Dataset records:

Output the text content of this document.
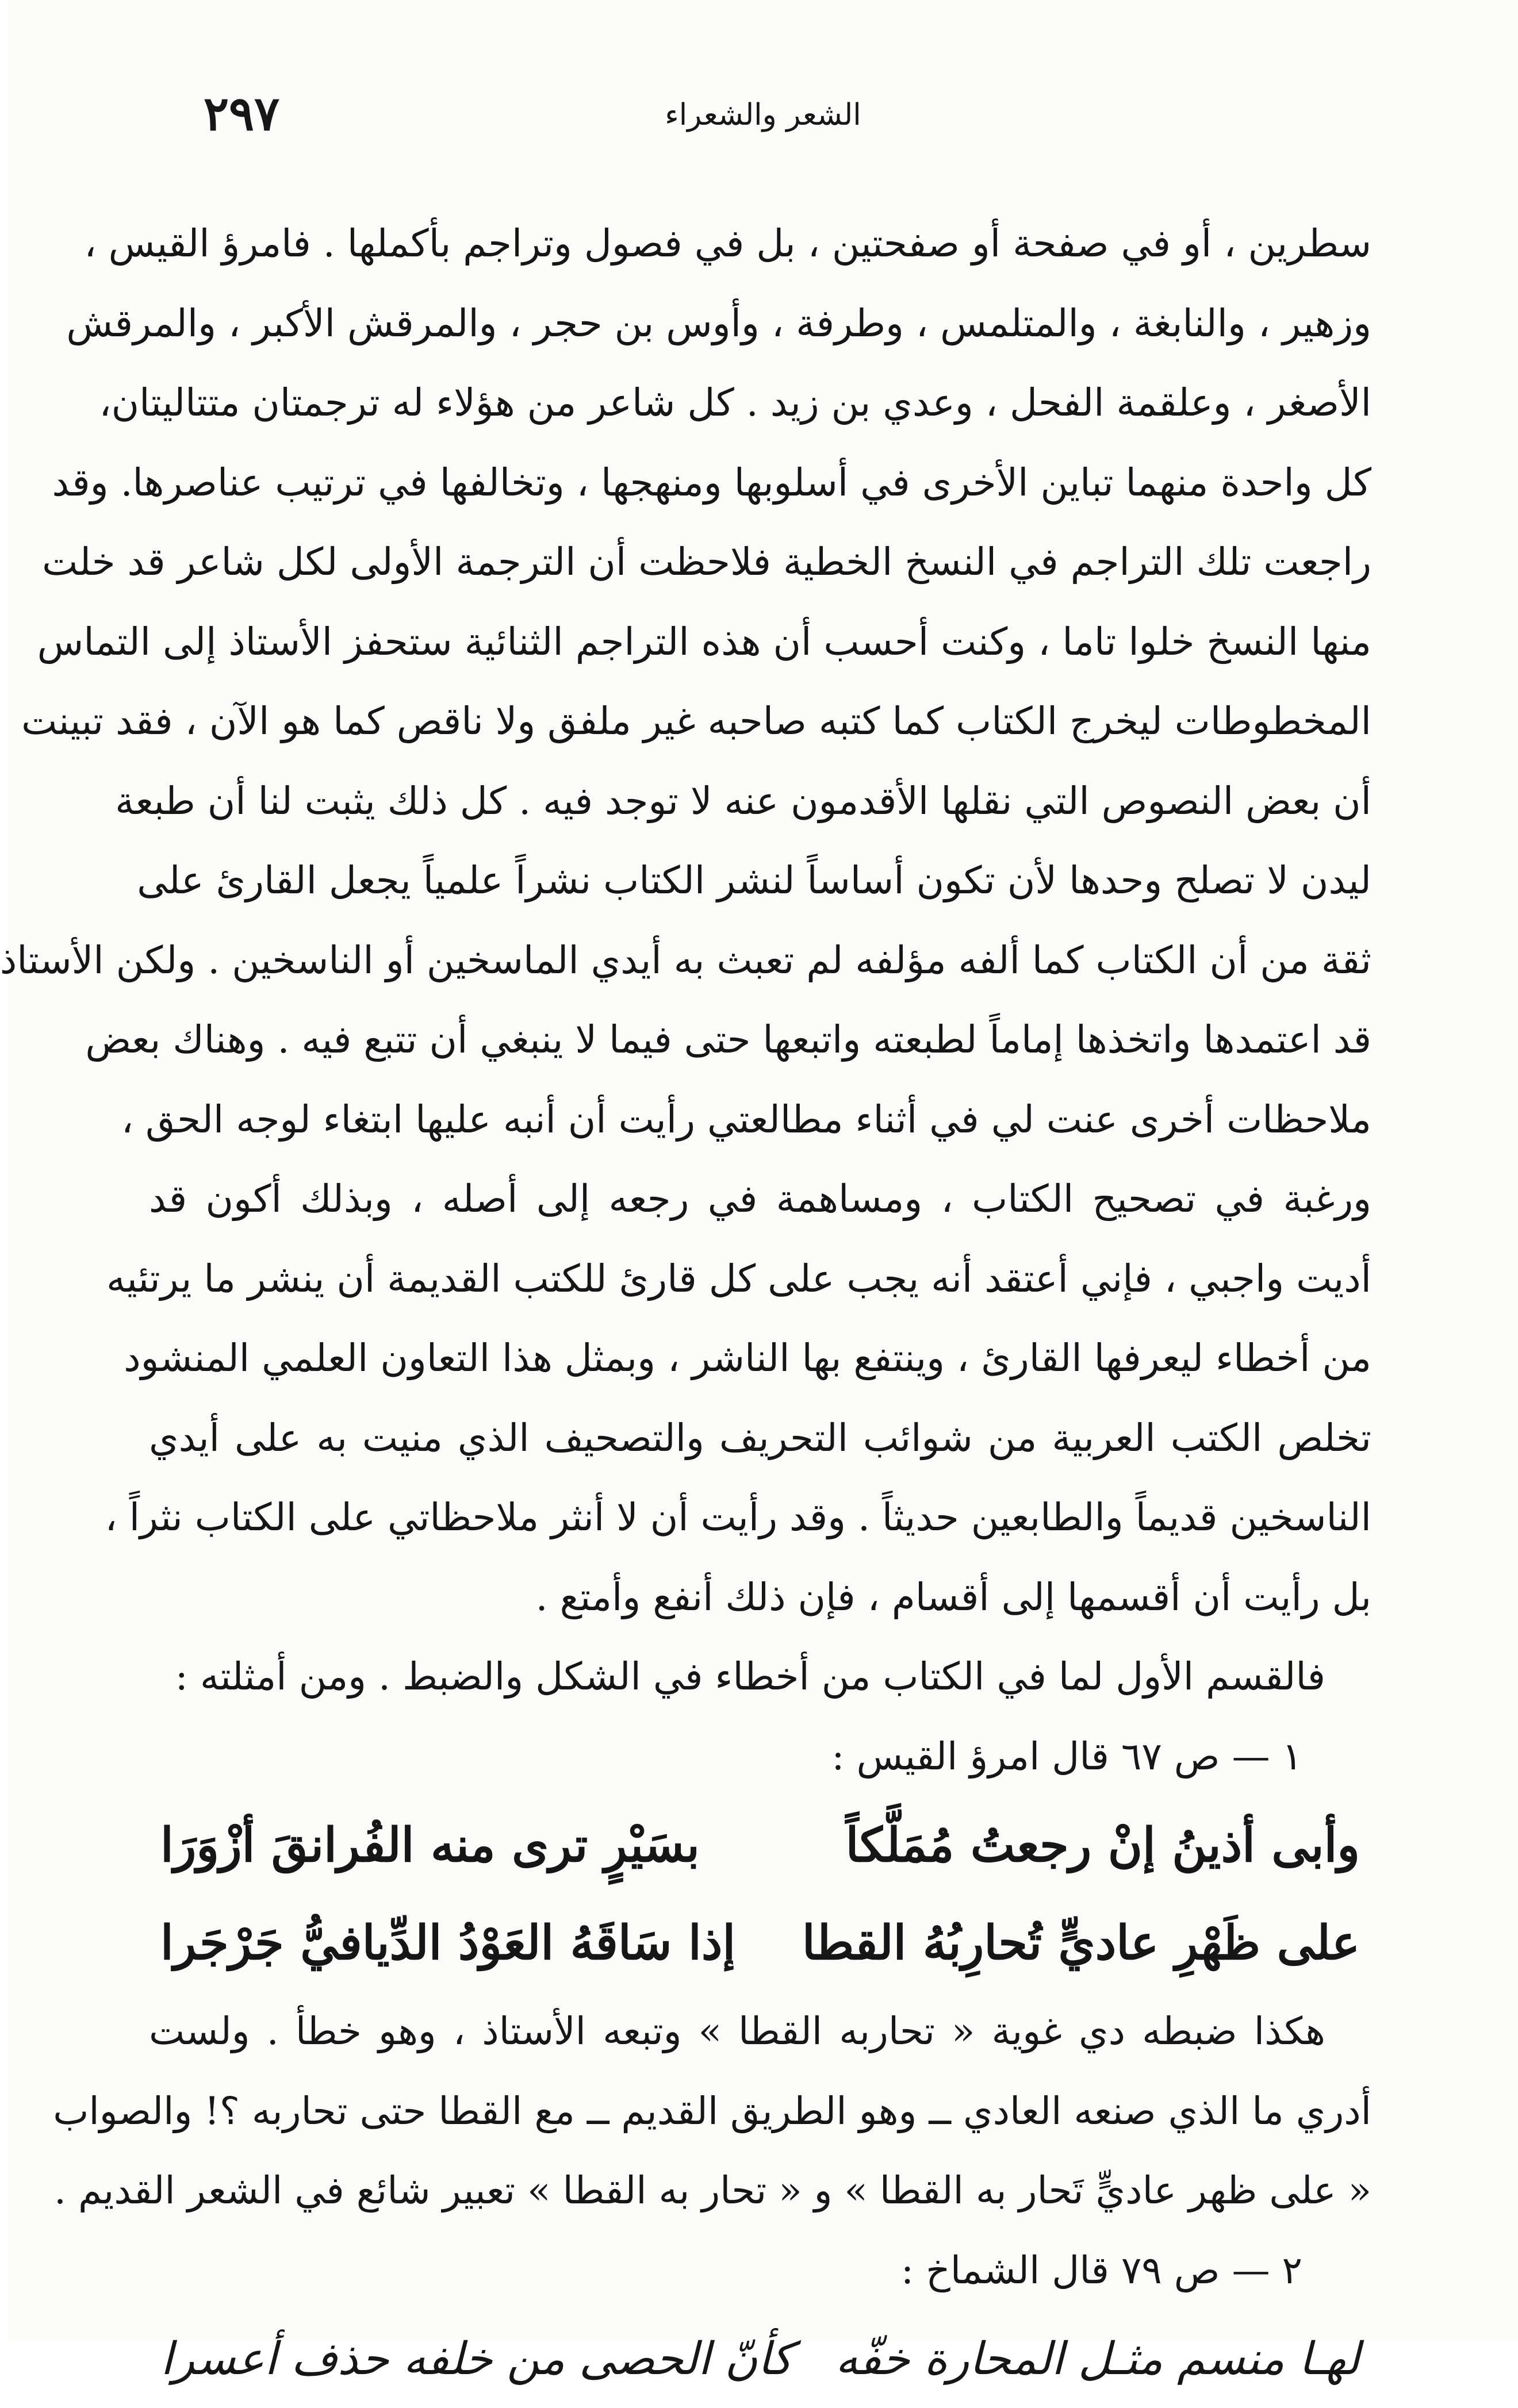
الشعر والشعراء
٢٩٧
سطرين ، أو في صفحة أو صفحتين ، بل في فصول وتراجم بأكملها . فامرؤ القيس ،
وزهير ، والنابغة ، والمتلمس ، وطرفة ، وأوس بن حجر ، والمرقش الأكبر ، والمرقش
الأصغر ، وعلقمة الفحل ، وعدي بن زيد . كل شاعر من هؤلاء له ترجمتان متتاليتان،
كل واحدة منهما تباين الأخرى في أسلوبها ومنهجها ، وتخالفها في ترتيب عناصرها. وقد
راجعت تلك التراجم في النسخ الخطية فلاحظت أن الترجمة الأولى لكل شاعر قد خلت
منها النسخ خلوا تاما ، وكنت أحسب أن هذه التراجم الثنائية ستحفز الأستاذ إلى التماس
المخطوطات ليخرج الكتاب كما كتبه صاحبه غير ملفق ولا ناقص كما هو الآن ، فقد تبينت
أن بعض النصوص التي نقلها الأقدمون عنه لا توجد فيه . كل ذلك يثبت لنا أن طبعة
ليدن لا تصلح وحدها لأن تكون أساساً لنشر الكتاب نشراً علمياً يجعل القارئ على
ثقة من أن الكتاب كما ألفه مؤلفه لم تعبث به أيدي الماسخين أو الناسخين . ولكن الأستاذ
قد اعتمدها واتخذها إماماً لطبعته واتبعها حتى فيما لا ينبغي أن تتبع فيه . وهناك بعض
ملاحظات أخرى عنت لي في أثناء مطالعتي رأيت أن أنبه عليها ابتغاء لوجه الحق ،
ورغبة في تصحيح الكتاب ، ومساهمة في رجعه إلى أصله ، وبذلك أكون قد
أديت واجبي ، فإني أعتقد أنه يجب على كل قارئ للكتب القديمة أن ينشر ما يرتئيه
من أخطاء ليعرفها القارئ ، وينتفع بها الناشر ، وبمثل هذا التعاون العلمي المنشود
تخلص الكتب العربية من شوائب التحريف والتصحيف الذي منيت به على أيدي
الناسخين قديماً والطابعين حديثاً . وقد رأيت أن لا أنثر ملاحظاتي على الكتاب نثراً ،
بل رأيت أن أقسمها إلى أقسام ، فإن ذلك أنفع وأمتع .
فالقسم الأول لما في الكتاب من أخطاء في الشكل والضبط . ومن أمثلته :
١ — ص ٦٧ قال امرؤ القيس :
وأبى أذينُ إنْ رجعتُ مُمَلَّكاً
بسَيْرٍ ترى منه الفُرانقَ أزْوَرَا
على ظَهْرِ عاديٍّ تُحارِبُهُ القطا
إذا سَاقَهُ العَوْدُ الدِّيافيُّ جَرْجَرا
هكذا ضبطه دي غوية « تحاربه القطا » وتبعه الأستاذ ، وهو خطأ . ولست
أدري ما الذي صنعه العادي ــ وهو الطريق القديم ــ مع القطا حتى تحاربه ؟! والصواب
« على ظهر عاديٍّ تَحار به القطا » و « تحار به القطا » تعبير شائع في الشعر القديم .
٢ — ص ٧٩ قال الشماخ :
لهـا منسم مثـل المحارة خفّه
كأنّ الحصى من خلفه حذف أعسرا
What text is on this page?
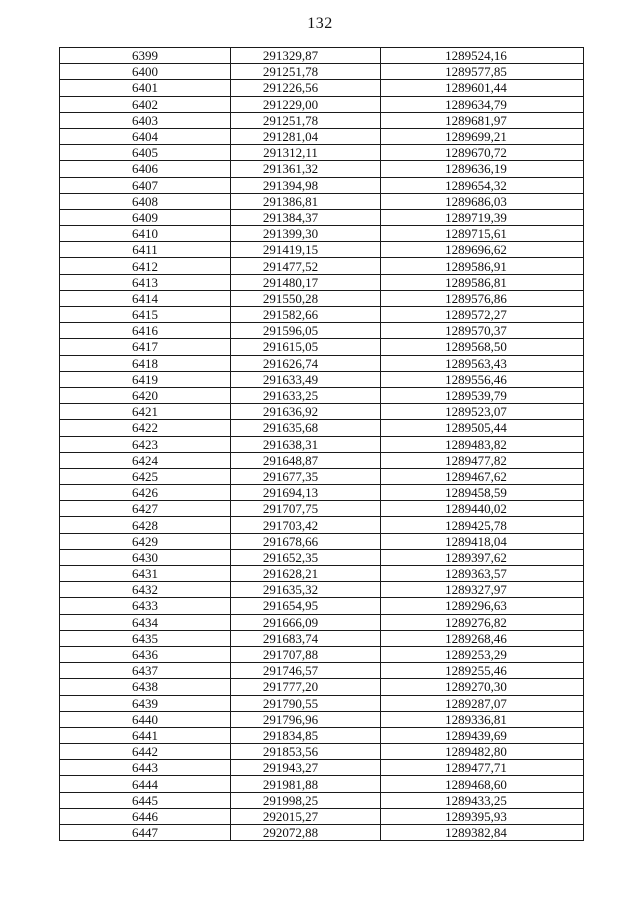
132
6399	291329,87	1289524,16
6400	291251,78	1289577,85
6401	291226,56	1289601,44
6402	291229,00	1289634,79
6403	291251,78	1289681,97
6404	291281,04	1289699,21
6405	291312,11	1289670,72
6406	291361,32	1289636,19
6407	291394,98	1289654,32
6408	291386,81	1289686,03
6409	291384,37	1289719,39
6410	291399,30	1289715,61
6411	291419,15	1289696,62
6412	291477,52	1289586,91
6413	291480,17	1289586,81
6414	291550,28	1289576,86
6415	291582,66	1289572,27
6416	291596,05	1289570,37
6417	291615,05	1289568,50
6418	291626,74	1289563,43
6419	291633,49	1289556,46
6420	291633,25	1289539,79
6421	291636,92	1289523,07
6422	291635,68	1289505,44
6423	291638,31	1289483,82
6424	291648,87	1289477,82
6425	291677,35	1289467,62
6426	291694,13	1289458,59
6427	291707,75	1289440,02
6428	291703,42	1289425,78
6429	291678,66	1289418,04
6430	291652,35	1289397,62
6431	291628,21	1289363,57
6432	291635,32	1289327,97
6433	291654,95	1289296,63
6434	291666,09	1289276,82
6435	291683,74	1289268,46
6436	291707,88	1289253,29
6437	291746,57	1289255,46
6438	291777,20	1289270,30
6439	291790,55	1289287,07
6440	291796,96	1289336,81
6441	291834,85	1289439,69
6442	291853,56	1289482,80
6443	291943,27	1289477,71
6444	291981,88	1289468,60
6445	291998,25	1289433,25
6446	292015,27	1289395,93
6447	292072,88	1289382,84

### WRITTEN INSTRUCTION
Report how many lines in the data contain the word "أخطاء", with no words besides the number.

### RESULT
2